---- Provided information
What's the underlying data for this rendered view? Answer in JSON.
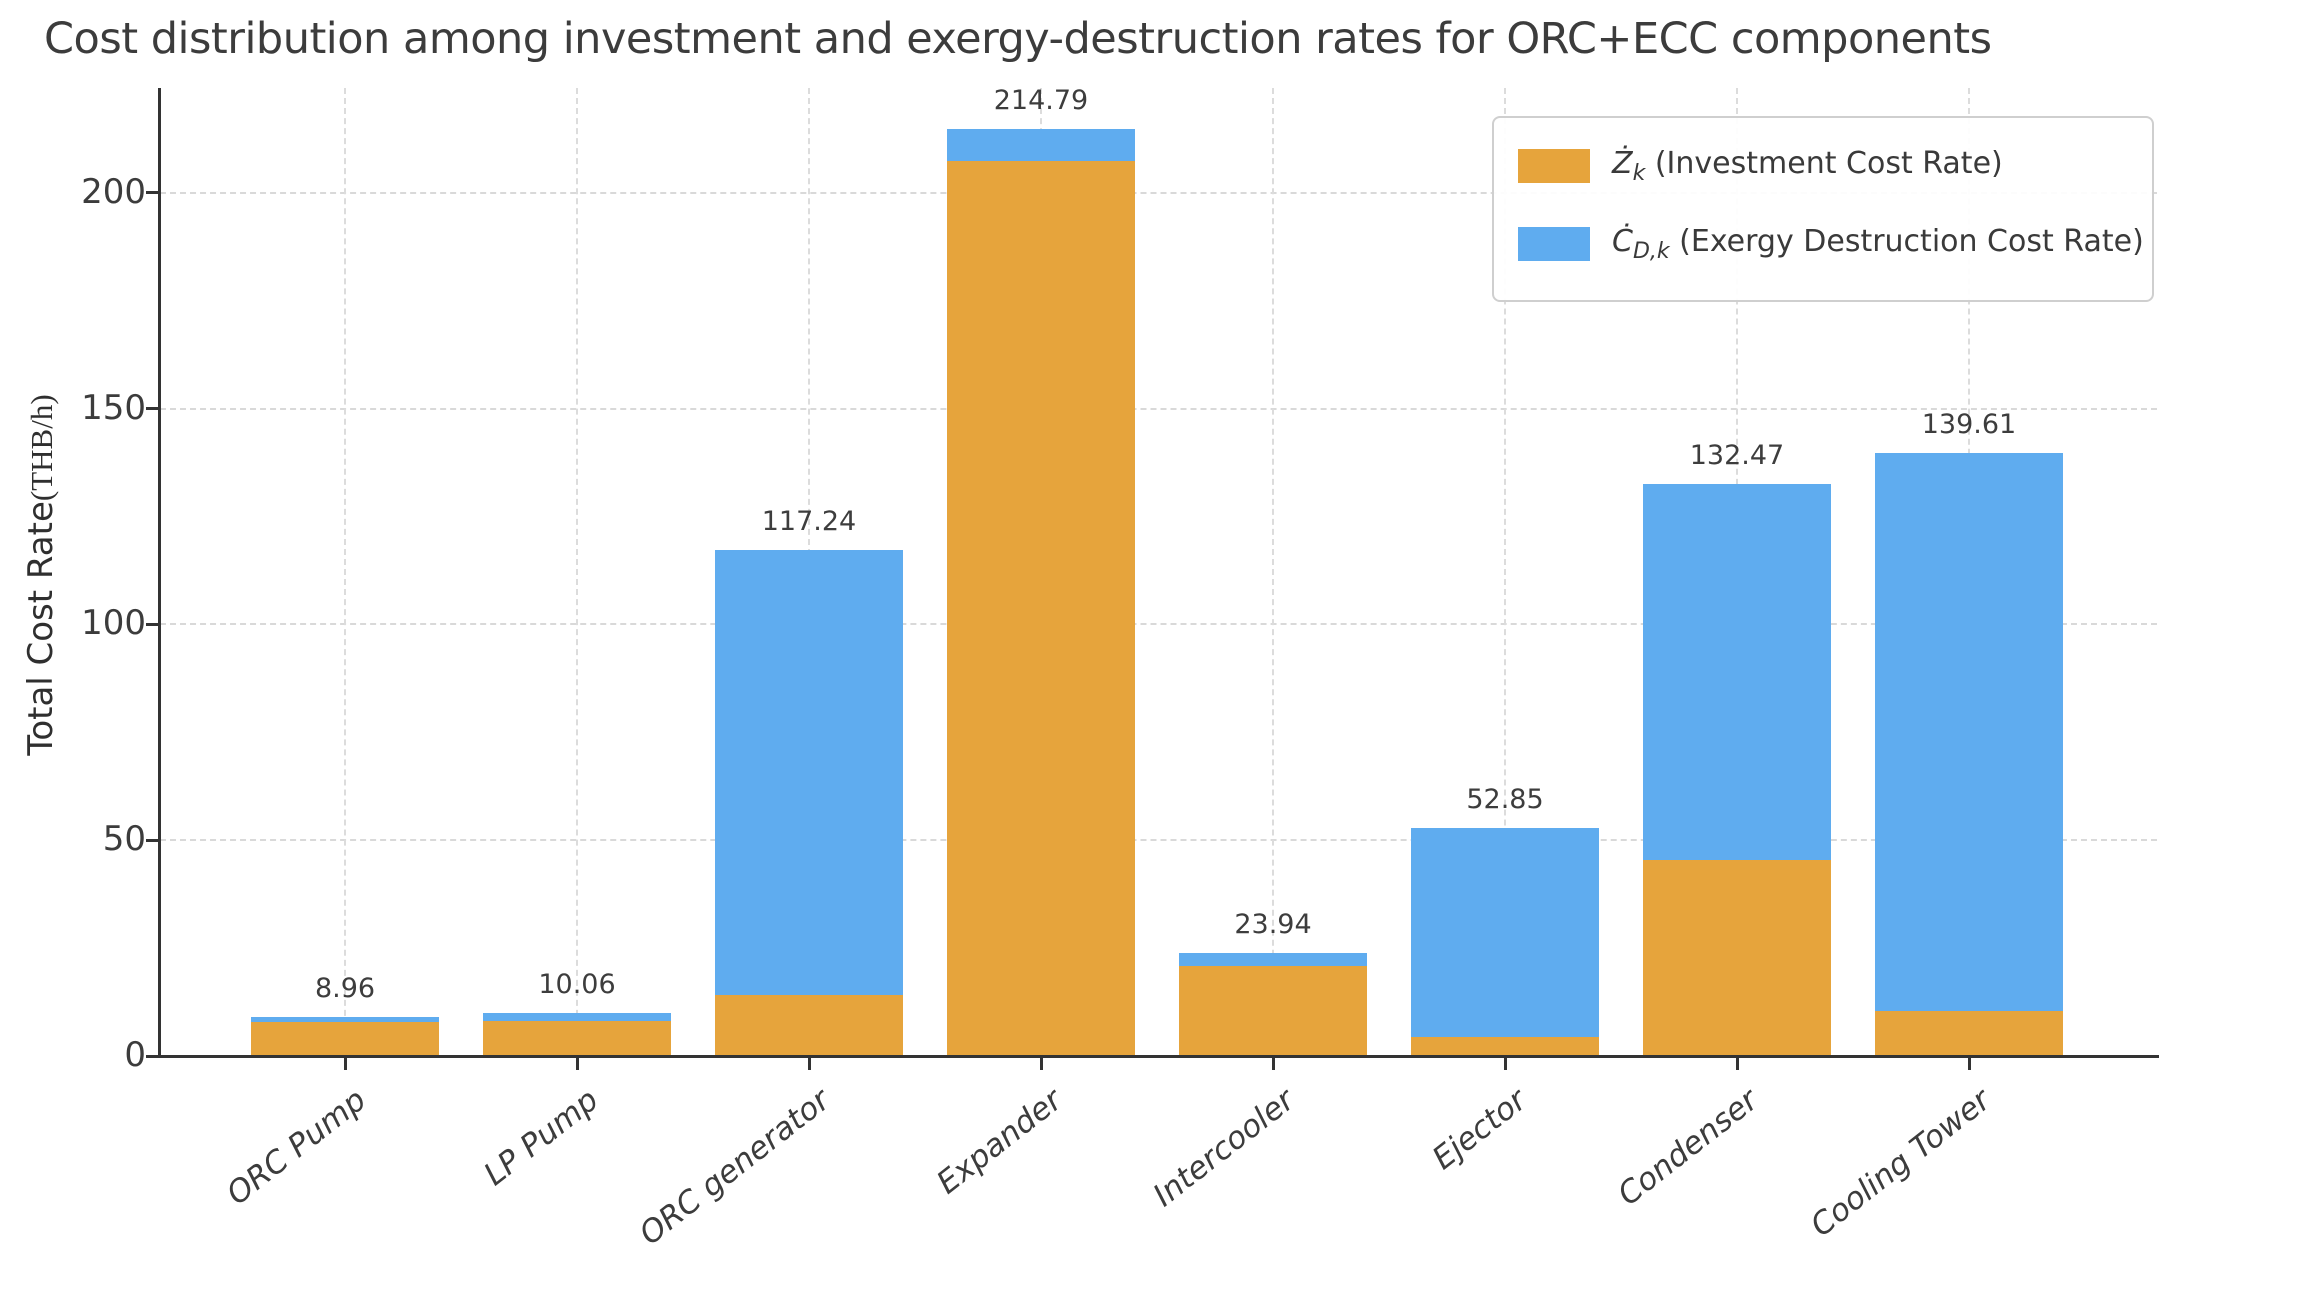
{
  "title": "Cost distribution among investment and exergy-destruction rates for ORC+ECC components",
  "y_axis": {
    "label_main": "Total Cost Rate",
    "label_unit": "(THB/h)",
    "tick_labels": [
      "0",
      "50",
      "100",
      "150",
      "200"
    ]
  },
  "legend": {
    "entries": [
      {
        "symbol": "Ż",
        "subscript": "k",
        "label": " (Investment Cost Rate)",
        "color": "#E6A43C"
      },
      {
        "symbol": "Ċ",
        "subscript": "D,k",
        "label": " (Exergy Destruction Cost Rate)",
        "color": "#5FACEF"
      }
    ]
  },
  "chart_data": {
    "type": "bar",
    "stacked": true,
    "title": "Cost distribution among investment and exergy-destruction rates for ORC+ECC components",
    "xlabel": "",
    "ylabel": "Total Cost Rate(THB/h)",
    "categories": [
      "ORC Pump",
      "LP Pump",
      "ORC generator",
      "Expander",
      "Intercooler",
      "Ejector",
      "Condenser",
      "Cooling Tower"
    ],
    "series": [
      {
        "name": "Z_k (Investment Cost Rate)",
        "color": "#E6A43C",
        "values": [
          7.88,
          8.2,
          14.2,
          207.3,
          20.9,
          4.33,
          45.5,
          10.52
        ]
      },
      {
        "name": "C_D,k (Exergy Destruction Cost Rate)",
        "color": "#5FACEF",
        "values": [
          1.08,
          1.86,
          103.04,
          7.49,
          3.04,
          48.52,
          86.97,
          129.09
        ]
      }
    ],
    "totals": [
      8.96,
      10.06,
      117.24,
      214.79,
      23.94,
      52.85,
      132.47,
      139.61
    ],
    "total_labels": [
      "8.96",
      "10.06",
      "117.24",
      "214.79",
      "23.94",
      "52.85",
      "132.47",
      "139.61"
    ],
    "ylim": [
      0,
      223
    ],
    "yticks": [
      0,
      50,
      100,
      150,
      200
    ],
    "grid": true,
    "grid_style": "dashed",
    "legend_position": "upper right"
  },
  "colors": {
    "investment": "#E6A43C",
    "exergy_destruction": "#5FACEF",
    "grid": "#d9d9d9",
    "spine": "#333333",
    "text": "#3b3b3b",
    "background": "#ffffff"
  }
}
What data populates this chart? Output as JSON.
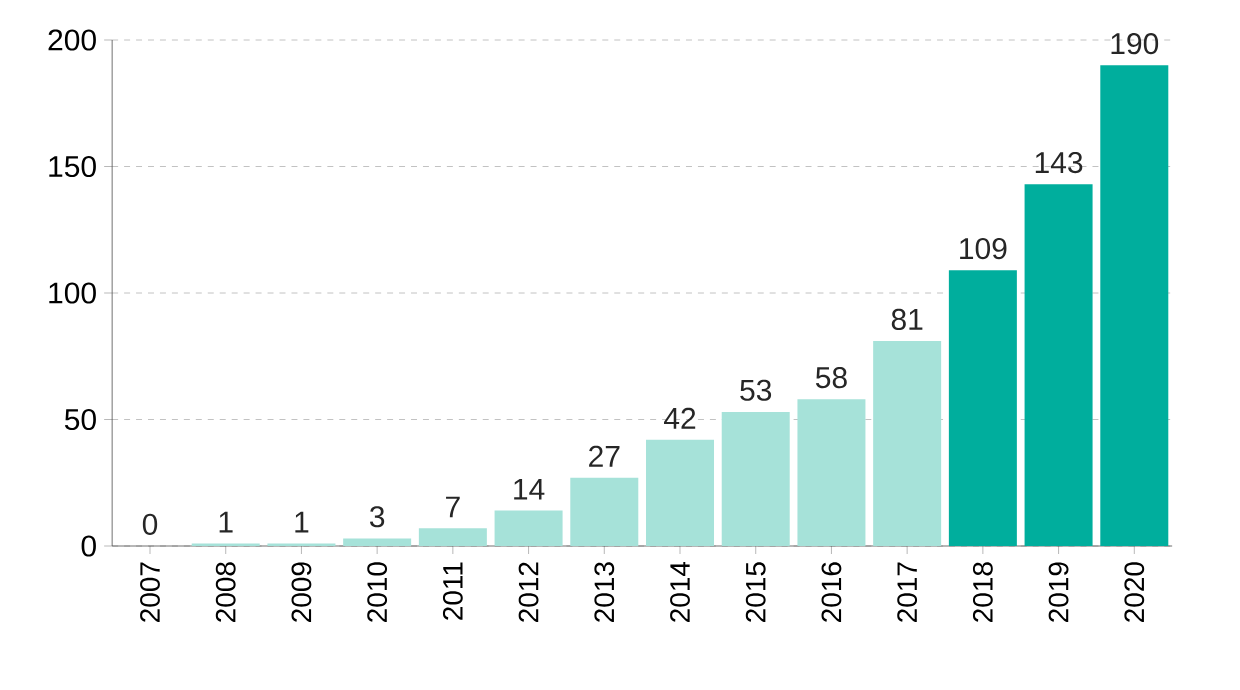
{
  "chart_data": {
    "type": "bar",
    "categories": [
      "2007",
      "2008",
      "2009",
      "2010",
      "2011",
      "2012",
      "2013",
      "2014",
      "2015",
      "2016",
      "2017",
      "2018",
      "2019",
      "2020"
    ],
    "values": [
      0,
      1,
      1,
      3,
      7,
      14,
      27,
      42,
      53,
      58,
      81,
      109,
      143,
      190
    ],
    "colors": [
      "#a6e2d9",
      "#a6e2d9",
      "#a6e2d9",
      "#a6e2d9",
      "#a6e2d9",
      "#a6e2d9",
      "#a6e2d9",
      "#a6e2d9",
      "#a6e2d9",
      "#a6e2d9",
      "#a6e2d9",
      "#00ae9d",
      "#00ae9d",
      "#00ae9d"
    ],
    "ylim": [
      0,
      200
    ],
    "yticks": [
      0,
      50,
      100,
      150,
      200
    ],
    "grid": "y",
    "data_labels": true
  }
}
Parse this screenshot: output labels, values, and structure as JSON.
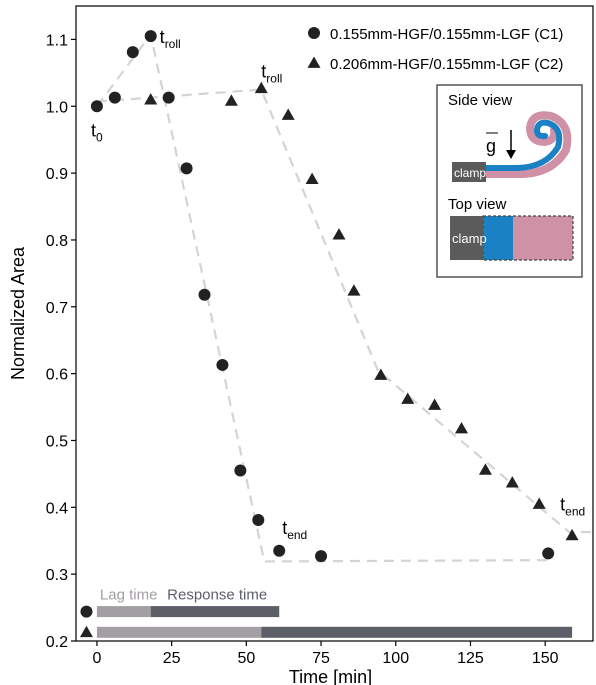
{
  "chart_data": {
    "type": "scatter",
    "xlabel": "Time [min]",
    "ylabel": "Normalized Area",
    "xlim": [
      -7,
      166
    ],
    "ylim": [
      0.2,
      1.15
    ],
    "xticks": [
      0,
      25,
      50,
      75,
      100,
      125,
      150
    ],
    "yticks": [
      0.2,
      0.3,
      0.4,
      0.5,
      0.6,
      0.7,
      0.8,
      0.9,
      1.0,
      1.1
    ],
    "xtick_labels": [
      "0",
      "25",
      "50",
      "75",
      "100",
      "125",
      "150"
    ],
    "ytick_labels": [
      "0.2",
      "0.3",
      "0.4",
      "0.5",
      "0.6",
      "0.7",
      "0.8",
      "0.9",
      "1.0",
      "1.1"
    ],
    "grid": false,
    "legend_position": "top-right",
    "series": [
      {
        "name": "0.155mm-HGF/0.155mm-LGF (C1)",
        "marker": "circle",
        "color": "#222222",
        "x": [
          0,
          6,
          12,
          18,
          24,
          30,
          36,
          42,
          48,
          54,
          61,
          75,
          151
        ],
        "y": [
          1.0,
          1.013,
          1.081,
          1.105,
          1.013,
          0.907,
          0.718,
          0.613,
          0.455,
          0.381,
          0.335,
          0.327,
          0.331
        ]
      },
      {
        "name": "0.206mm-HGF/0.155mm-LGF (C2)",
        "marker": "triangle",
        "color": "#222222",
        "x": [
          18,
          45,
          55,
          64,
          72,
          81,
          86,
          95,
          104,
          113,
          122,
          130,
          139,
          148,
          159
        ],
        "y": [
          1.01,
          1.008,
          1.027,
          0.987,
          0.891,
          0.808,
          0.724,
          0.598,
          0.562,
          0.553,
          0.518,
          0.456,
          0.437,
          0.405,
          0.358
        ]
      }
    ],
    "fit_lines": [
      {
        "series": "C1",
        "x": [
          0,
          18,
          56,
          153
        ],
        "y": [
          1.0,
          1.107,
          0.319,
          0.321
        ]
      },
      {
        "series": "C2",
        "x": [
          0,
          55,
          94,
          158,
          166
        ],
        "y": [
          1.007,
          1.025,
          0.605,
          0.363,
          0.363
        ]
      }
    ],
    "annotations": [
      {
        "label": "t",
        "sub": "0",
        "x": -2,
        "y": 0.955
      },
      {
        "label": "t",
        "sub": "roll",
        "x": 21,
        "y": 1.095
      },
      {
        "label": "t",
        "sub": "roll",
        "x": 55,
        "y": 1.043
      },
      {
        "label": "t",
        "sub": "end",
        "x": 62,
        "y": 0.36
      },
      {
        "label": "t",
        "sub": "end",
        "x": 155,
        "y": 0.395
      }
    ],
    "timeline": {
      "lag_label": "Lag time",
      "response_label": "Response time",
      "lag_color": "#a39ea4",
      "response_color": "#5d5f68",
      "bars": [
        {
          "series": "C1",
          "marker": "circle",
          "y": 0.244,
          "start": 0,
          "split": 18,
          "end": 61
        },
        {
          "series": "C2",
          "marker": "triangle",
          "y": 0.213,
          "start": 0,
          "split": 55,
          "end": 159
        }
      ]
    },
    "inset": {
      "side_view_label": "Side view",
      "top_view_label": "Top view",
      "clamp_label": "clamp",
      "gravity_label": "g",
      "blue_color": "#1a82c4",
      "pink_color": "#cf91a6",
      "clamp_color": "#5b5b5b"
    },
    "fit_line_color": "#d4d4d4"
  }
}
--------
Working from the lines above, reproduce the material exactly and exclude its pictures.

The output:
What's the underlying data for this rendered view? Answer in JSON.
{
  "title": "Cost distribution among investment and exergy-destruction rates for ORC+ECC components",
  "y_axis": {
    "label_main": "Total Cost Rate",
    "label_unit": "(THB/h)",
    "tick_labels": [
      "0",
      "50",
      "100",
      "150",
      "200"
    ]
  },
  "legend": {
    "entries": [
      {
        "symbol": "Ż",
        "subscript": "k",
        "label": " (Investment Cost Rate)",
        "color": "#E6A43C"
      },
      {
        "symbol": "Ċ",
        "subscript": "D,k",
        "label": " (Exergy Destruction Cost Rate)",
        "color": "#5FACEF"
      }
    ]
  },
  "chart_data": {
    "type": "bar",
    "stacked": true,
    "title": "Cost distribution among investment and exergy-destruction rates for ORC+ECC components",
    "xlabel": "",
    "ylabel": "Total Cost Rate(THB/h)",
    "categories": [
      "ORC Pump",
      "LP Pump",
      "ORC generator",
      "Expander",
      "Intercooler",
      "Ejector",
      "Condenser",
      "Cooling Tower"
    ],
    "series": [
      {
        "name": "Z_k (Investment Cost Rate)",
        "color": "#E6A43C",
        "values": [
          7.88,
          8.2,
          14.2,
          207.3,
          20.9,
          4.33,
          45.5,
          10.52
        ]
      },
      {
        "name": "C_D,k (Exergy Destruction Cost Rate)",
        "color": "#5FACEF",
        "values": [
          1.08,
          1.86,
          103.04,
          7.49,
          3.04,
          48.52,
          86.97,
          129.09
        ]
      }
    ],
    "totals": [
      8.96,
      10.06,
      117.24,
      214.79,
      23.94,
      52.85,
      132.47,
      139.61
    ],
    "total_labels": [
      "8.96",
      "10.06",
      "117.24",
      "214.79",
      "23.94",
      "52.85",
      "132.47",
      "139.61"
    ],
    "ylim": [
      0,
      223
    ],
    "yticks": [
      0,
      50,
      100,
      150,
      200
    ],
    "grid": true,
    "grid_style": "dashed",
    "legend_position": "upper right"
  },
  "colors": {
    "investment": "#E6A43C",
    "exergy_destruction": "#5FACEF",
    "grid": "#d9d9d9",
    "spine": "#333333",
    "text": "#3b3b3b",
    "background": "#ffffff"
  }
}
What data populates this chart? Output as JSON.
{
  "chart_data": {
    "type": "bar",
    "categories": [
      "2007",
      "2008",
      "2009",
      "2010",
      "2011",
      "2012",
      "2013",
      "2014",
      "2015",
      "2016",
      "2017",
      "2018",
      "2019",
      "2020"
    ],
    "values": [
      0,
      1,
      1,
      3,
      7,
      14,
      27,
      42,
      53,
      58,
      81,
      109,
      143,
      190
    ],
    "colors": [
      "#a6e2d9",
      "#a6e2d9",
      "#a6e2d9",
      "#a6e2d9",
      "#a6e2d9",
      "#a6e2d9",
      "#a6e2d9",
      "#a6e2d9",
      "#a6e2d9",
      "#a6e2d9",
      "#a6e2d9",
      "#00ae9d",
      "#00ae9d",
      "#00ae9d"
    ],
    "ylim": [
      0,
      200
    ],
    "yticks": [
      0,
      50,
      100,
      150,
      200
    ],
    "grid": "y",
    "data_labels": true
  }
}
Parse this screenshot: output labels, values, and structure as JSON.
{
  "chart_data": {
    "type": "scatter",
    "xlabel": "Time [min]",
    "ylabel": "Normalized Area",
    "xlim": [
      -7,
      166
    ],
    "ylim": [
      0.2,
      1.15
    ],
    "xticks": [
      0,
      25,
      50,
      75,
      100,
      125,
      150
    ],
    "yticks": [
      0.2,
      0.3,
      0.4,
      0.5,
      0.6,
      0.7,
      0.8,
      0.9,
      1.0,
      1.1
    ],
    "xtick_labels": [
      "0",
      "25",
      "50",
      "75",
      "100",
      "125",
      "150"
    ],
    "ytick_labels": [
      "0.2",
      "0.3",
      "0.4",
      "0.5",
      "0.6",
      "0.7",
      "0.8",
      "0.9",
      "1.0",
      "1.1"
    ],
    "grid": false,
    "legend_position": "top-right",
    "series": [
      {
        "name": "0.155mm-HGF/0.155mm-LGF (C1)",
        "marker": "circle",
        "color": "#222222",
        "x": [
          0,
          6,
          12,
          18,
          24,
          30,
          36,
          42,
          48,
          54,
          61,
          75,
          151
        ],
        "y": [
          1.0,
          1.013,
          1.081,
          1.105,
          1.013,
          0.907,
          0.718,
          0.613,
          0.455,
          0.381,
          0.335,
          0.327,
          0.331
        ]
      },
      {
        "name": "0.206mm-HGF/0.155mm-LGF (C2)",
        "marker": "triangle",
        "color": "#222222",
        "x": [
          18,
          45,
          55,
          64,
          72,
          81,
          86,
          95,
          104,
          113,
          122,
          130,
          139,
          148,
          159
        ],
        "y": [
          1.01,
          1.008,
          1.027,
          0.987,
          0.891,
          0.808,
          0.724,
          0.598,
          0.562,
          0.553,
          0.518,
          0.456,
          0.437,
          0.405,
          0.358
        ]
      }
    ],
    "fit_lines": [
      {
        "series": "C1",
        "x": [
          0,
          18,
          56,
          153
        ],
        "y": [
          1.0,
          1.107,
          0.319,
          0.321
        ]
      },
      {
        "series": "C2",
        "x": [
          0,
          55,
          94,
          158,
          166
        ],
        "y": [
          1.007,
          1.025,
          0.605,
          0.363,
          0.363
        ]
      }
    ],
    "annotations": [
      {
        "label": "t",
        "sub": "0",
        "x": -2,
        "y": 0.955
      },
      {
        "label": "t",
        "sub": "roll",
        "x": 21,
        "y": 1.095
      },
      {
        "label": "t",
        "sub": "roll",
        "x": 55,
        "y": 1.043
      },
      {
        "label": "t",
        "sub": "end",
        "x": 62,
        "y": 0.36
      },
      {
        "label": "t",
        "sub": "end",
        "x": 155,
        "y": 0.395
      }
    ],
    "timeline": {
      "lag_label": "Lag time",
      "response_label": "Response time",
      "lag_color": "#a39ea4",
      "response_color": "#5d5f68",
      "bars": [
        {
          "series": "C1",
          "marker": "circle",
          "y": 0.244,
          "start": 0,
          "split": 18,
          "end": 61
        },
        {
          "series": "C2",
          "marker": "triangle",
          "y": 0.213,
          "start": 0,
          "split": 55,
          "end": 159
        }
      ]
    },
    "inset": {
      "side_view_label": "Side view",
      "top_view_label": "Top view",
      "clamp_label": "clamp",
      "gravity_label": "g",
      "blue_color": "#1a82c4",
      "pink_color": "#cf91a6",
      "clamp_color": "#5b5b5b"
    },
    "fit_line_color": "#d4d4d4"
  }
}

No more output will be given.